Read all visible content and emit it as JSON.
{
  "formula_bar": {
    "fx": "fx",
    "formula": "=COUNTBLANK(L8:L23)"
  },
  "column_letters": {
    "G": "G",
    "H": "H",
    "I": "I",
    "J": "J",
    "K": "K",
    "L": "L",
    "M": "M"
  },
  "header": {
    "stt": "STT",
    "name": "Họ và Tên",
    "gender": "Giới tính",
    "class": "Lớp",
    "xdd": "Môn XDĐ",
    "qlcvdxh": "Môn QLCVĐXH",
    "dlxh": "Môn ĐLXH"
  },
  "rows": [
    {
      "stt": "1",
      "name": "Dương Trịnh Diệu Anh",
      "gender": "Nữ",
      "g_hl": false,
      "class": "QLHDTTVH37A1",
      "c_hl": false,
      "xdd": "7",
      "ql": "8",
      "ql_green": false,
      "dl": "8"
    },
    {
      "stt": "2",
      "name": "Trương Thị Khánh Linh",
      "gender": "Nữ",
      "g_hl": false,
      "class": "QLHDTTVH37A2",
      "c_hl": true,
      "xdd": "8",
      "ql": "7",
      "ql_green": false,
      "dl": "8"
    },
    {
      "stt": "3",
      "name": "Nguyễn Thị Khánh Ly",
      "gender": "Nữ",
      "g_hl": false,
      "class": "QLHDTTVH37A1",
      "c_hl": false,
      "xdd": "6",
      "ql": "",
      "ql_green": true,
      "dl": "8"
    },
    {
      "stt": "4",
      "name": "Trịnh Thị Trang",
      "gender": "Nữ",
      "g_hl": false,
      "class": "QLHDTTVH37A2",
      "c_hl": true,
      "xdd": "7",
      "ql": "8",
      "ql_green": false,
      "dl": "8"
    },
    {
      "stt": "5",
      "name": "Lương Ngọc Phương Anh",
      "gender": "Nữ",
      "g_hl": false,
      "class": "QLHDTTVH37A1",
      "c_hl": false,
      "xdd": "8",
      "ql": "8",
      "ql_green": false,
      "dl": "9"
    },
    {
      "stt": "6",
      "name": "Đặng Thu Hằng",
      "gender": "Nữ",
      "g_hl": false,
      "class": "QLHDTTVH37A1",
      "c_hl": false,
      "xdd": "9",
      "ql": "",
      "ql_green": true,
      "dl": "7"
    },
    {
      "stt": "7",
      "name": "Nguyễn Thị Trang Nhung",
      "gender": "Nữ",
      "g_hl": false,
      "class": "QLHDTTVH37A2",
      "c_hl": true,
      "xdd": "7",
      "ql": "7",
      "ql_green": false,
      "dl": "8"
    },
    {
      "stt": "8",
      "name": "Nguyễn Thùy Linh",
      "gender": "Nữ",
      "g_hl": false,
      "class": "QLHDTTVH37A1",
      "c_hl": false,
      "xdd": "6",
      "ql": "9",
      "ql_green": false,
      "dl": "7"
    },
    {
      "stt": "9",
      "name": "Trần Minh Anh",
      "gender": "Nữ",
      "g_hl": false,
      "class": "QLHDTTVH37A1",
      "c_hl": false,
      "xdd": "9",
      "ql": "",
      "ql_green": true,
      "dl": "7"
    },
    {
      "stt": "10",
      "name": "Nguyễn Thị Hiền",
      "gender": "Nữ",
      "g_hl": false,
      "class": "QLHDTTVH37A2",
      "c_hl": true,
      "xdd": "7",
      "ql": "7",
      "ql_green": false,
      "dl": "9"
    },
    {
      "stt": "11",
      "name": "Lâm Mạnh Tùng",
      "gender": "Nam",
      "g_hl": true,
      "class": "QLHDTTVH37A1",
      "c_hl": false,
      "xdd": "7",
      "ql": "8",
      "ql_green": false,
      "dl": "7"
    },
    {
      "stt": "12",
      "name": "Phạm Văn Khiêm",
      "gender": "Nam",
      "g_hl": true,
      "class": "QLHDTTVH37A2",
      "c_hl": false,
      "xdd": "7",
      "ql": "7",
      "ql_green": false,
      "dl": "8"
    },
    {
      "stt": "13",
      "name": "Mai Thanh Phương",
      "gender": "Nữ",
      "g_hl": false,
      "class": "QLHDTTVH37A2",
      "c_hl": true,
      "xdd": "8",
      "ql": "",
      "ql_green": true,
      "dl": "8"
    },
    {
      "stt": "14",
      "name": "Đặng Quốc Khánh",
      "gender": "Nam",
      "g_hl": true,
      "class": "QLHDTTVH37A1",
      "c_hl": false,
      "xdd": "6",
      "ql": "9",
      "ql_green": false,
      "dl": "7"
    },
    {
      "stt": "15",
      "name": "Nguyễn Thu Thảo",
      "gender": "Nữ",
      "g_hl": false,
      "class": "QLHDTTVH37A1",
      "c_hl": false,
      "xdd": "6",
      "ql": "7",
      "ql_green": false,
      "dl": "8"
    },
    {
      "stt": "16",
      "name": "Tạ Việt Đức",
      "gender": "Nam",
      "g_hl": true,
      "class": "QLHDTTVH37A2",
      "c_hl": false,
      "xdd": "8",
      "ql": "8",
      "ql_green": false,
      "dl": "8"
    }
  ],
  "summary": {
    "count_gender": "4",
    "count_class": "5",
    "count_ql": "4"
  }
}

--------------------------------------------------

*Instructions for the task:*
Among the lines of the data, identify those with the word "Trịnh". Copy each of them.

*Expected output:*
      "name": "Dương Trịnh Diệu Anh",
      "name": "Trịnh Thị Trang",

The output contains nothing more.